Check each line for the word "прибыль" and give how many have it. Say nothing else.

**DATA FOR THE TASK**
━━━━━━━━━━━━━━━━━━━━

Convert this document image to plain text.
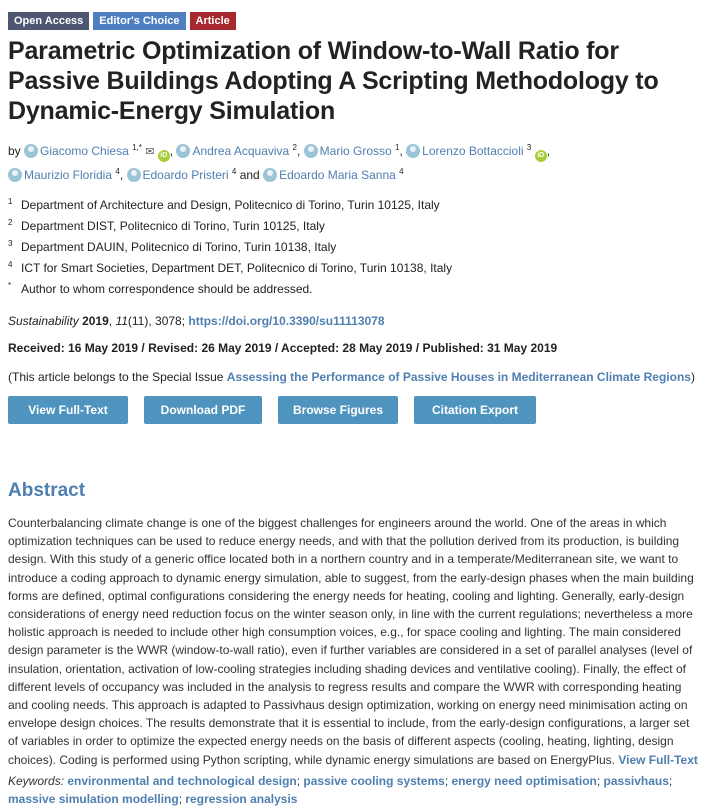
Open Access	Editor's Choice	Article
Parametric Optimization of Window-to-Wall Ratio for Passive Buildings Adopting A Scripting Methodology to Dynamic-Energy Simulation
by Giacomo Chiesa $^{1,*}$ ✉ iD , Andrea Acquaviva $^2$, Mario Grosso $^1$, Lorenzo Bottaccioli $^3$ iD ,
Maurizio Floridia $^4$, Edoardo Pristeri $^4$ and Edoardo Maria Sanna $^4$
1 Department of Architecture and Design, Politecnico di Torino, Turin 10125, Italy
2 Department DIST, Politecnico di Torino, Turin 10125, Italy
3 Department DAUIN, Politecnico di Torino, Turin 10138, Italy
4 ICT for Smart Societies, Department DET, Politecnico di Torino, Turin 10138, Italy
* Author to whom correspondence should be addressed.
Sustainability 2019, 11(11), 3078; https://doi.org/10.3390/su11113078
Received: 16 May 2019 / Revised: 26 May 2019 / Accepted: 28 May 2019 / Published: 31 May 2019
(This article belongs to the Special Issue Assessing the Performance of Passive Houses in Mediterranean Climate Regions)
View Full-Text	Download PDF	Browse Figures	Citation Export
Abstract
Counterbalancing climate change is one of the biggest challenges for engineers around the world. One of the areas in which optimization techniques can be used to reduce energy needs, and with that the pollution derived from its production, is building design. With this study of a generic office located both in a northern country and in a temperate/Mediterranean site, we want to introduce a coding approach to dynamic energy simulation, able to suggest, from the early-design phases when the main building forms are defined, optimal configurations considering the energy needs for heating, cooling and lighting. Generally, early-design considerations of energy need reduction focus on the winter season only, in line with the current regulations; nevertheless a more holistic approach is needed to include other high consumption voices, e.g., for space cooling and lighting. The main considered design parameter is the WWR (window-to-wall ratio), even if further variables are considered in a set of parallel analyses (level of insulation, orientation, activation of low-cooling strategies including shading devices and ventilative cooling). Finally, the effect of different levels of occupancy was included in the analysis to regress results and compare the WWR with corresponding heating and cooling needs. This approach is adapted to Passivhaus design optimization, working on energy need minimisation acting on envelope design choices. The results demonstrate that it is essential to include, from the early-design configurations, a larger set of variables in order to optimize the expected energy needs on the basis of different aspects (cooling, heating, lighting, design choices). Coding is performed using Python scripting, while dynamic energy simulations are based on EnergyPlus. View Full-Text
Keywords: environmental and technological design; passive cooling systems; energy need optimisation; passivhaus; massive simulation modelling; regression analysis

━━━━━━━━━━━━━━━━━━━━

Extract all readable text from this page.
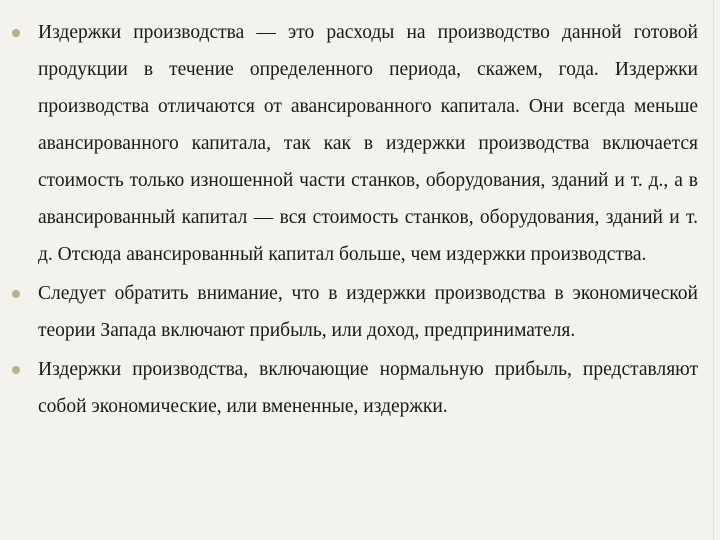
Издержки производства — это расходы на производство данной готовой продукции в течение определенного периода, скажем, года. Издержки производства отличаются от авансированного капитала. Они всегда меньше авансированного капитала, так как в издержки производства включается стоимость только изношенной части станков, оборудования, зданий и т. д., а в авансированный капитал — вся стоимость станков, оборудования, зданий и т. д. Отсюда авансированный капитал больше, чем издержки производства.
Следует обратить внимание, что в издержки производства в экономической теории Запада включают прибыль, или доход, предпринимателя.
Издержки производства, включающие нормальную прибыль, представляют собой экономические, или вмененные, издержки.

━━━━━━━━━━━━━━━━━━━━

**TASK ANSWER**
2